» EXERCISE OBJECTIVE:
Find the lines below that contain the word "领导文萃" and count them. Only the number should be given.

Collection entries
****************************************

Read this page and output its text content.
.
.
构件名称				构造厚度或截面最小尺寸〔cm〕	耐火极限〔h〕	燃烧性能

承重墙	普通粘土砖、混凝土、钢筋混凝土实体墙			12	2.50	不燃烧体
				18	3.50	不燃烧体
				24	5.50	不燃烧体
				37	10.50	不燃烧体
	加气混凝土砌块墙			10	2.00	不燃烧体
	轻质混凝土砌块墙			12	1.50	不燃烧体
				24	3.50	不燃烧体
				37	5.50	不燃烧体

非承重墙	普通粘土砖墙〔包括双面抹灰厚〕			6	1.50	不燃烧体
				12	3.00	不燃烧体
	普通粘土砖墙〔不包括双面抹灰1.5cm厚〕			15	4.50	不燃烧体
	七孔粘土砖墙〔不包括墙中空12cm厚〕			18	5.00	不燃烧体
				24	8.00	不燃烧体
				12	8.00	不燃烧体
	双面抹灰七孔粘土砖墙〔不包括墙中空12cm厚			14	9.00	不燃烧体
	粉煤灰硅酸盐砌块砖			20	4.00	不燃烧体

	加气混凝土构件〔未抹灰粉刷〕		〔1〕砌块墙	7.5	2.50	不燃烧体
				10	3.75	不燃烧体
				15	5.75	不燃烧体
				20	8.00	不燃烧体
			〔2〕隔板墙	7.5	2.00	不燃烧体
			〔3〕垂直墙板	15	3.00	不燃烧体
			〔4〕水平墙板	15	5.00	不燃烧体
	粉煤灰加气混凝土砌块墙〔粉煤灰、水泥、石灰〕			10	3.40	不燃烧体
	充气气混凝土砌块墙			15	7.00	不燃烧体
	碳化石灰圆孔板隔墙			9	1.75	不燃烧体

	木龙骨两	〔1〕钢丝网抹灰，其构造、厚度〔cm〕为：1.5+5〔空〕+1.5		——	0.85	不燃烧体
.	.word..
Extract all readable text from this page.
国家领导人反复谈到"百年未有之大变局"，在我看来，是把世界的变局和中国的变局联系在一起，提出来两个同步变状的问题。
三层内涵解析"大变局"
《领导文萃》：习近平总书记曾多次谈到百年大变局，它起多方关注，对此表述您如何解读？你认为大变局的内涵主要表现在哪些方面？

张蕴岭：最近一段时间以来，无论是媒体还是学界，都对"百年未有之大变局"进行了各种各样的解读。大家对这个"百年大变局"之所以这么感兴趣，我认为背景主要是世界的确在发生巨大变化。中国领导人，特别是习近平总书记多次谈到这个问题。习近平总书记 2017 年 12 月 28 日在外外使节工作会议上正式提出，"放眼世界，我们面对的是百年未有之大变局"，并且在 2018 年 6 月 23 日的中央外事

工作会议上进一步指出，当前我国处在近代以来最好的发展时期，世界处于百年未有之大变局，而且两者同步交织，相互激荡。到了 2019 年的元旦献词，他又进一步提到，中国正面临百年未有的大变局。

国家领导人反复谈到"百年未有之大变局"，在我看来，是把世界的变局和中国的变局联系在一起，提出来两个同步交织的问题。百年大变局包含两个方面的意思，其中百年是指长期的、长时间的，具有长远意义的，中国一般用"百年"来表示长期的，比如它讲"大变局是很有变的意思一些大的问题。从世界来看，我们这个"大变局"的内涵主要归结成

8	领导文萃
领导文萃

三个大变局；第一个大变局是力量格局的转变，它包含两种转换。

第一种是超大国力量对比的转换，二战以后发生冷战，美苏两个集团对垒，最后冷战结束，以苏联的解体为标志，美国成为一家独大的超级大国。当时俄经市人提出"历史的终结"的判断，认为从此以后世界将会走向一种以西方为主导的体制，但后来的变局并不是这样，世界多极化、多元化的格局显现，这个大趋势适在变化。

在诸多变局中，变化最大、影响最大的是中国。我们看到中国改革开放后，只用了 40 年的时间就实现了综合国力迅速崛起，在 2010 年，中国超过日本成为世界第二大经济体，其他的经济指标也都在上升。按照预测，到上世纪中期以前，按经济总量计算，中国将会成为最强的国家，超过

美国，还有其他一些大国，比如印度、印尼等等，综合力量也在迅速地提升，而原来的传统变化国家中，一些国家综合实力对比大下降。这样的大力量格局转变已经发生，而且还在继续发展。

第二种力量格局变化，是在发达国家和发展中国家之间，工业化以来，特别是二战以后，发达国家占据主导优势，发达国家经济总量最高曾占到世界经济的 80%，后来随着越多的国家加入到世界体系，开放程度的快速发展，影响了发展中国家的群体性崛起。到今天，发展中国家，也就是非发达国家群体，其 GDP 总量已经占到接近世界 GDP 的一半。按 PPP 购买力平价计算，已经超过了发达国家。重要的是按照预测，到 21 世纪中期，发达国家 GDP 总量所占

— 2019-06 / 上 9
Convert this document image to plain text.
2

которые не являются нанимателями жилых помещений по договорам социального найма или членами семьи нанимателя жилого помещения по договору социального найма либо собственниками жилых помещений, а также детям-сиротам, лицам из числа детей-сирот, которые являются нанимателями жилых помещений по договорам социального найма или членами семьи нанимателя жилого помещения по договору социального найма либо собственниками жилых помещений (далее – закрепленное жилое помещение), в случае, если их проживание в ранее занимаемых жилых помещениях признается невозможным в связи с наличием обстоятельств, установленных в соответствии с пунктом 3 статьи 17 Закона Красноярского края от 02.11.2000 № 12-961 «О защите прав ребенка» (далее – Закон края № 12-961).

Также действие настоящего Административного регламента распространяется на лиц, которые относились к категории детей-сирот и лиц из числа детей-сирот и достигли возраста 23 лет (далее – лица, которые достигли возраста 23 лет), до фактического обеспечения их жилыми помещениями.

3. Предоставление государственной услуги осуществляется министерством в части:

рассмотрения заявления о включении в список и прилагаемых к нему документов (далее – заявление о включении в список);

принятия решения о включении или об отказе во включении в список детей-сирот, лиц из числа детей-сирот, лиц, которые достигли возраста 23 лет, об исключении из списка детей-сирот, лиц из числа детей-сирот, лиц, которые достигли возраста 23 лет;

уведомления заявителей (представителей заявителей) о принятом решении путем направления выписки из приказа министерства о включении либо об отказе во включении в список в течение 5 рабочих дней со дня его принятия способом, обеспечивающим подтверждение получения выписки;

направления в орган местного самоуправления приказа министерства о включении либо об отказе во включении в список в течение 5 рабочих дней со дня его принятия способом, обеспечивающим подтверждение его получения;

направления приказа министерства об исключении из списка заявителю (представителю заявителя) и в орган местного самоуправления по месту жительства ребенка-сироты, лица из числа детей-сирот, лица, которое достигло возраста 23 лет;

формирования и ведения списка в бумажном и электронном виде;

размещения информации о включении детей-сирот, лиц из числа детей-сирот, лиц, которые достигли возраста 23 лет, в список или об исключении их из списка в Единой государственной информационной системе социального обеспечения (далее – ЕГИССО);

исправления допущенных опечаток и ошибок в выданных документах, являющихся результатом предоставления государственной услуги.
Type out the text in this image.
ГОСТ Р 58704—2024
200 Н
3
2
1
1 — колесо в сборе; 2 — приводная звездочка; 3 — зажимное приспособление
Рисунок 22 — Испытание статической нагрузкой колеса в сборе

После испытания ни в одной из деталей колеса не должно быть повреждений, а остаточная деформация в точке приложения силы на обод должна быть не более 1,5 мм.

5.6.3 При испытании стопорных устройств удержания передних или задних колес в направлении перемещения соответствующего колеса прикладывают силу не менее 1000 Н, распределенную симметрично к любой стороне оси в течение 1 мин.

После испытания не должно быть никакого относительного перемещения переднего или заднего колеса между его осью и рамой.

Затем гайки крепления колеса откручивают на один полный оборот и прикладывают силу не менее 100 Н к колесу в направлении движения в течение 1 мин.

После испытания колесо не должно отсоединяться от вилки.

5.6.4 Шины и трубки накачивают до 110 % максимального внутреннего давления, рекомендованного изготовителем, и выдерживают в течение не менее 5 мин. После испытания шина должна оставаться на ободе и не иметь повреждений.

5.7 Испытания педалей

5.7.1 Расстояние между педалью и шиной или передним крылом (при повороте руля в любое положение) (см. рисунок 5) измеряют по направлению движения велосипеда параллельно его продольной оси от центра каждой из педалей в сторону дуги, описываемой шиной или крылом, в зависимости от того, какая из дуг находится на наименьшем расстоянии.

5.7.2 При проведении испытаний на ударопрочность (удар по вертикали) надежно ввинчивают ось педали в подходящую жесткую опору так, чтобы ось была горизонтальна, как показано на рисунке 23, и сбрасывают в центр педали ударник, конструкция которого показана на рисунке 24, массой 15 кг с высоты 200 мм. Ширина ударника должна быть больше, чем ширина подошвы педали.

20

****************************************

» EXERCISE SOLUTION:
3